# Data to use:
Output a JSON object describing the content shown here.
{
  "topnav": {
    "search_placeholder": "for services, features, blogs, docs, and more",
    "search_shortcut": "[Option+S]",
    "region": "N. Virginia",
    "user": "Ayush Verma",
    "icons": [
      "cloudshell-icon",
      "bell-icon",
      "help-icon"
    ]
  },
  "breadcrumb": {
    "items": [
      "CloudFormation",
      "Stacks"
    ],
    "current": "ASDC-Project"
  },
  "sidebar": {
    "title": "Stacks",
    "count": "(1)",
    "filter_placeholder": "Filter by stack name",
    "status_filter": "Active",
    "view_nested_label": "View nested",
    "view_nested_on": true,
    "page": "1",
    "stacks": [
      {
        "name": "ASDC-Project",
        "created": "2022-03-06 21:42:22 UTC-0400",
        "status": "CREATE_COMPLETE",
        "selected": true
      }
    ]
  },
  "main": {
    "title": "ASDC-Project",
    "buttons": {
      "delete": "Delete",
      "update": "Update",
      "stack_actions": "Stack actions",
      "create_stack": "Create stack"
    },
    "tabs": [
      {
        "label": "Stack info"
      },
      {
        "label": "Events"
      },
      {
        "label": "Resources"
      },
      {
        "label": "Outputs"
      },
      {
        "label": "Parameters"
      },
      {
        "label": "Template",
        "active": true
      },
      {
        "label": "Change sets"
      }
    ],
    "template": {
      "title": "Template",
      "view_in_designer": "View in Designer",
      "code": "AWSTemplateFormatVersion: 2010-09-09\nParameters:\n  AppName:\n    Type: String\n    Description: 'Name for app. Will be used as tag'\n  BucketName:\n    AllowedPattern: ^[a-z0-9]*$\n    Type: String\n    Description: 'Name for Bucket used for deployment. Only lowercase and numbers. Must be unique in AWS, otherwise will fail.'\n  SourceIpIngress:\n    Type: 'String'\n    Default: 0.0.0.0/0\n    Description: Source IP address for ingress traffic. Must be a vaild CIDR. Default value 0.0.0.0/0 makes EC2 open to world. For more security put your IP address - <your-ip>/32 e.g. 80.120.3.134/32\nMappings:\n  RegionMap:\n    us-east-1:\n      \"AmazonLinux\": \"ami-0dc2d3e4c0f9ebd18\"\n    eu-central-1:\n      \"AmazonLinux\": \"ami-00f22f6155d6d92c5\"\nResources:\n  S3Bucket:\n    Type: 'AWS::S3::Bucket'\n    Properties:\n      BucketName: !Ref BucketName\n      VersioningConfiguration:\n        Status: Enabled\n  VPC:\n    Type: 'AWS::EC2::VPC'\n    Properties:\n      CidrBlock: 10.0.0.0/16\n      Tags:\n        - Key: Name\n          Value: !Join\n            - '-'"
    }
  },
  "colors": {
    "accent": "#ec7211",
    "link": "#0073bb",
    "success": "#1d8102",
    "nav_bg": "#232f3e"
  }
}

# Problem:
Copy every record exactly as presented.

# Answer for this exercise:
Output a JSON object describing the content shown here.
{
  "topnav": {
    "search_placeholder": "for services, features, blogs, docs, and more",
    "search_shortcut": "[Option+S]",
    "region": "N. Virginia",
    "user": "Ayush Verma",
    "icons": [
      "cloudshell-icon",
      "bell-icon",
      "help-icon"
    ]
  },
  "breadcrumb": {
    "items": [
      "CloudFormation",
      "Stacks"
    ],
    "current": "ASDC-Project"
  },
  "sidebar": {
    "title": "Stacks",
    "count": "(1)",
    "filter_placeholder": "Filter by stack name",
    "status_filter": "Active",
    "view_nested_label": "View nested",
    "view_nested_on": true,
    "page": "1",
    "stacks": [
      {
        "name": "ASDC-Project",
        "created": "2022-03-06 21:42:22 UTC-0400",
        "status": "CREATE_COMPLETE",
        "selected": true
      }
    ]
  },
  "main": {
    "title": "ASDC-Project",
    "buttons": {
      "delete": "Delete",
      "update": "Update",
      "stack_actions": "Stack actions",
      "create_stack": "Create stack"
    },
    "tabs": [
      {
        "label": "Stack info"
      },
      {
        "label": "Events"
      },
      {
        "label": "Resources"
      },
      {
        "label": "Outputs"
      },
      {
        "label": "Parameters"
      },
      {
        "label": "Template",
        "active": true
      },
      {
        "label": "Change sets"
      }
    ],
    "template": {
      "title": "Template",
      "view_in_designer": "View in Designer",
      "code": "AWSTemplateFormatVersion: 2010-09-09\nParameters:\n  AppName:\n    Type: String\n    Description: 'Name for app. Will be used as tag'\n  BucketName:\n    AllowedPattern: ^[a-z0-9]*$\n    Type: String\n    Description: 'Name for Bucket used for deployment. Only lowercase and numbers. Must be unique in AWS, otherwise will fail.'\n  SourceIpIngress:\n    Type: 'String'\n    Default: 0.0.0.0/0\n    Description: Source IP address for ingress traffic. Must be a vaild CIDR. Default value 0.0.0.0/0 makes EC2 open to world. For more security put your IP address - <your-ip>/32 e.g. 80.120.3.134/32\nMappings:\n  RegionMap:\n    us-east-1:\n      \"AmazonLinux\": \"ami-0dc2d3e4c0f9ebd18\"\n    eu-central-1:\n      \"AmazonLinux\": \"ami-00f22f6155d6d92c5\"\nResources:\n  S3Bucket:\n    Type: 'AWS::S3::Bucket'\n    Properties:\n      BucketName: !Ref BucketName\n      VersioningConfiguration:\n        Status: Enabled\n  VPC:\n    Type: 'AWS::EC2::VPC'\n    Properties:\n      CidrBlock: 10.0.0.0/16\n      Tags:\n        - Key: Name\n          Value: !Join\n            - '-'"
    }
  },
  "colors": {
    "accent": "#ec7211",
    "link": "#0073bb",
    "success": "#1d8102",
    "nav_bg": "#232f3e"
  }
}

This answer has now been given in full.